Fragmento proporcionado:

Mientras las élites gobernantes intentaban imponer su concepto de crisol de razas para asimilar a los nuevos inmigrantes en la nueva sociedad argentina, sobre todo mediante el sistema educativo estatal, distintos grupos e individuos elaboraban de hecho variadas identidades híbridas que dejaban lugar a distintos componentes identitarios culturales y étnicos. Muchos de estos inmigrantes llegaron a posiciones prominentes en diversas esferas sociales, económicas, artísticas, académicas, culturales y políticas.
La elección de vivienda en un barrio determinado u otro estaba influenciada por varios factores que tenían que ver, entre otros criterios, con la distancia del lugar de trabajo; el precio del alquiler; los medios de transporte disponibles; las oportunidades comerciales para el negocio que pensaban instalar; la cercanía de parientes, familiares y paisanos. Obviamente, para muchos resultaba más fácil integrarse en una zona en donde también se podía utilizar la lengua materna y donde los códigos culturales de algunos vecinos no parecían desconocidos. En tales circunstancias, era menor el desafío de desarrollar sentimientos de pertenencia con la adopción de componentes identitarios locales, sin perder algunos componentes étnicos, o convirtiéndolos en una nueva forma híbrida que les permitiera sentirse igualmente hermanados con congéneres judíos de otras latitudes y también con compatriotas de su patria de adopción.

Registros suministrados:
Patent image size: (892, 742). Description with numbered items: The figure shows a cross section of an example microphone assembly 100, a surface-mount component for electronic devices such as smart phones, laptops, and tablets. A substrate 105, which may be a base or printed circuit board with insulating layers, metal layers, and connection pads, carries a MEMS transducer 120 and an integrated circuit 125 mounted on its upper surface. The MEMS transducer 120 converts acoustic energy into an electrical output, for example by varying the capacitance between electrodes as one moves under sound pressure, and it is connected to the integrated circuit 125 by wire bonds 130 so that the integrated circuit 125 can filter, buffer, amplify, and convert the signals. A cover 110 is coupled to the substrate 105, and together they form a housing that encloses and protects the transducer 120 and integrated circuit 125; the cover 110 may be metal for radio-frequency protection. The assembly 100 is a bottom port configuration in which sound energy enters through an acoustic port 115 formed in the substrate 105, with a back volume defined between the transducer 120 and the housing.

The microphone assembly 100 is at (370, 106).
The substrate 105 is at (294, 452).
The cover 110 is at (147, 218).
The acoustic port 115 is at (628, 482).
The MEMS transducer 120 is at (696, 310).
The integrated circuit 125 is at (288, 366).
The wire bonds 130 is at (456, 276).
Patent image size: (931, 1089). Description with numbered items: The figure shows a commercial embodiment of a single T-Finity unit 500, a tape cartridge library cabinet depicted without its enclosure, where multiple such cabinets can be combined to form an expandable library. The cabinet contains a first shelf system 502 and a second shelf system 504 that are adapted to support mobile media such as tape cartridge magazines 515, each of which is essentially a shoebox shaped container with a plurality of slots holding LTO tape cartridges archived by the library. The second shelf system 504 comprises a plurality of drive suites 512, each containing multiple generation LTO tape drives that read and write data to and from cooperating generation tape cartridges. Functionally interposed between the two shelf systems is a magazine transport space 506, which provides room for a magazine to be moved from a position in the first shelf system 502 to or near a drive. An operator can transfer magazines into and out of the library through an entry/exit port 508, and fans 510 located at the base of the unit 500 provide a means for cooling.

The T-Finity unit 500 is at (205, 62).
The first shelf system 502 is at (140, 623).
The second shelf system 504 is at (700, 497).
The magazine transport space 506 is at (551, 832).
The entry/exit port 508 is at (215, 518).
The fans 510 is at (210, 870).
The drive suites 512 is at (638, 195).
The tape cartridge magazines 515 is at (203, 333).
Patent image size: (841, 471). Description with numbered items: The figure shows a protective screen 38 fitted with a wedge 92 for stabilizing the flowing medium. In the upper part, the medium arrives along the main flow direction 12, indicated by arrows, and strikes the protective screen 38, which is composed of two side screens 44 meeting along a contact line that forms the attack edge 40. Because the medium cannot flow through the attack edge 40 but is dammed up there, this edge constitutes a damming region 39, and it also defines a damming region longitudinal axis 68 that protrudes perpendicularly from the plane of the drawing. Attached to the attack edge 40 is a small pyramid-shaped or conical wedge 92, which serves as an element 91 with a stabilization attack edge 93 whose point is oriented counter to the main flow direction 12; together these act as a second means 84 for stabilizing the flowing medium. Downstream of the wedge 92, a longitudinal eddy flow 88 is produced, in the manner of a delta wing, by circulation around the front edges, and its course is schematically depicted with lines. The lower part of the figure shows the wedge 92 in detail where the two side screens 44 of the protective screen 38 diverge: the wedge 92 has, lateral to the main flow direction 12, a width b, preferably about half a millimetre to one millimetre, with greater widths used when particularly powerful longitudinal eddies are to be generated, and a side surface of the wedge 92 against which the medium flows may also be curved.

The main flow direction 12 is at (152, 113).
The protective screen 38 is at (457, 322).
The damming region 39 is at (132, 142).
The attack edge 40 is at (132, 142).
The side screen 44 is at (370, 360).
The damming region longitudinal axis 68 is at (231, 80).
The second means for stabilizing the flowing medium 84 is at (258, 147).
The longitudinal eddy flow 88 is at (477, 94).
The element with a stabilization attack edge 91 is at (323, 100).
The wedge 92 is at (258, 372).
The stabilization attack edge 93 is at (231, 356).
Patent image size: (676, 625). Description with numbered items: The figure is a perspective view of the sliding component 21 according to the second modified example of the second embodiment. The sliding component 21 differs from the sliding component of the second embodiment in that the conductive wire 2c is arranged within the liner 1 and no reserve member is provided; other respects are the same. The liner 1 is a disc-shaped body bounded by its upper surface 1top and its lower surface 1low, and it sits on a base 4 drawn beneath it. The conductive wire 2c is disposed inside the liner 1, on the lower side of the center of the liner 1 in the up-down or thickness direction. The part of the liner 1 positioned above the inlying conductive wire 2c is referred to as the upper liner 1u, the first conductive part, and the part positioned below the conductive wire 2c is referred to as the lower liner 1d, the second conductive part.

Problema a resolver: Según el fragmento sobre la inmigración en Argentina, ¿por qué medio intentaban sobre todo las élites gobernantes imponer su concepto de crisol de razas? Los registros constituyen un material aparte, independiente del fragmento.

Respuesta escrita: Sobre todo mediante el sistema educativo estatal.